-- Start Records to use --

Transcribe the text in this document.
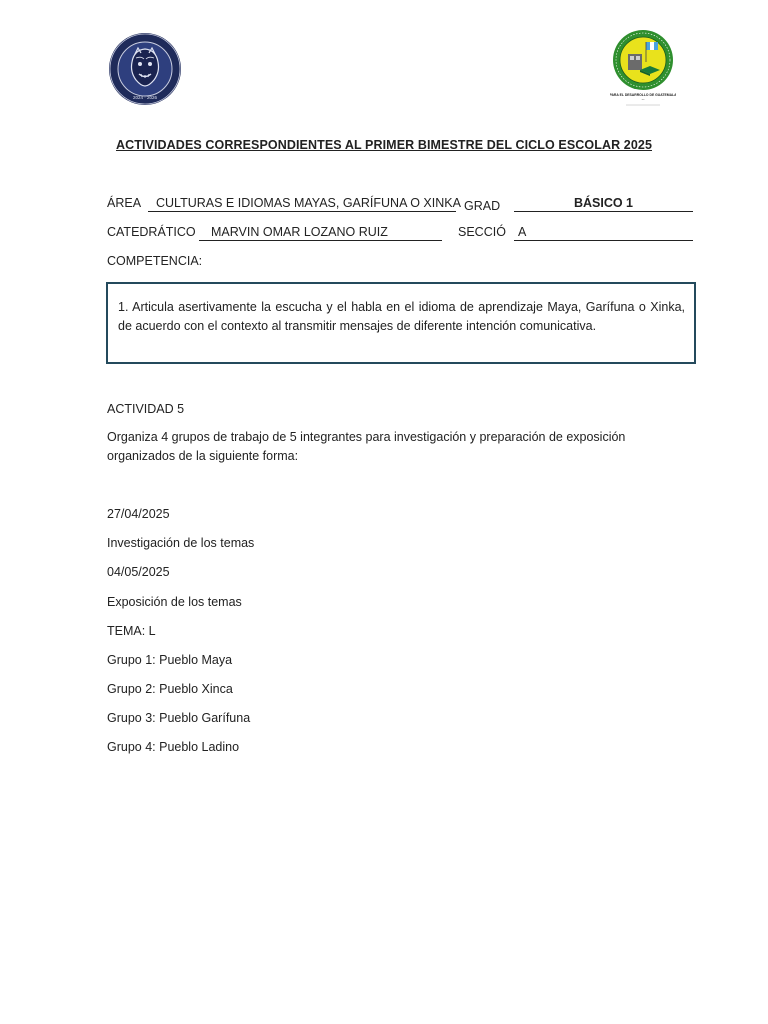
2024 · 2026	PARA EL DESARROLLO DE GUATEMALA
...
ACTIVIDADES CORRESPONDIENTES AL PRIMER BIMESTRE DEL CICLO ESCOLAR 2025
ÁREA	CULTURAS E IDIOMAS MAYAS, GARÍFUNA O XINKA GRAD	BÁSICO 1
CATEDRÁTICO	MARVIN OMAR LOZANO RUIZ	SECCIÓ A
COMPETENCIA:
1. Articula asertivamente la escucha y el habla en el idioma de aprendizaje Maya, Garífuna o Xinka, de acuerdo con el contexto al transmitir mensajes de diferente intención comunicativa.
ACTIVIDAD 5
Organiza 4 grupos de trabajo de 5 integrantes para investigación y preparación de exposición organizados de la siguiente forma:
27/04/2025
Investigación de los temas
04/05/2025
Exposición de los temas
TEMA: L
Grupo 1: Pueblo Maya
Grupo 2: Pueblo Xinca
Grupo 3: Pueblo Garífuna
Grupo 4: Pueblo Ladino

-- End Records to use --

### Given instruction
Ignore the images and quote every line of the listing exactly.

### In response
Transcribe the text in this document.
2024 · 2026	PARA EL DESARROLLO DE GUATEMALA
...
ACTIVIDADES CORRESPONDIENTES AL PRIMER BIMESTRE DEL CICLO ESCOLAR 2025
ÁREA	CULTURAS E IDIOMAS MAYAS, GARÍFUNA O XINKA GRAD	BÁSICO 1
CATEDRÁTICO	MARVIN OMAR LOZANO RUIZ	SECCIÓ A
COMPETENCIA:
1. Articula asertivamente la escucha y el habla en el idioma de aprendizaje Maya, Garífuna o Xinka, de acuerdo con el contexto al transmitir mensajes de diferente intención comunicativa.
ACTIVIDAD 5
Organiza 4 grupos de trabajo de 5 integrantes para investigación y preparación de exposición organizados de la siguiente forma:
27/04/2025
Investigación de los temas
04/05/2025
Exposición de los temas
TEMA: L
Grupo 1: Pueblo Maya
Grupo 2: Pueblo Xinca
Grupo 3: Pueblo Garífuna
Grupo 4: Pueblo Ladino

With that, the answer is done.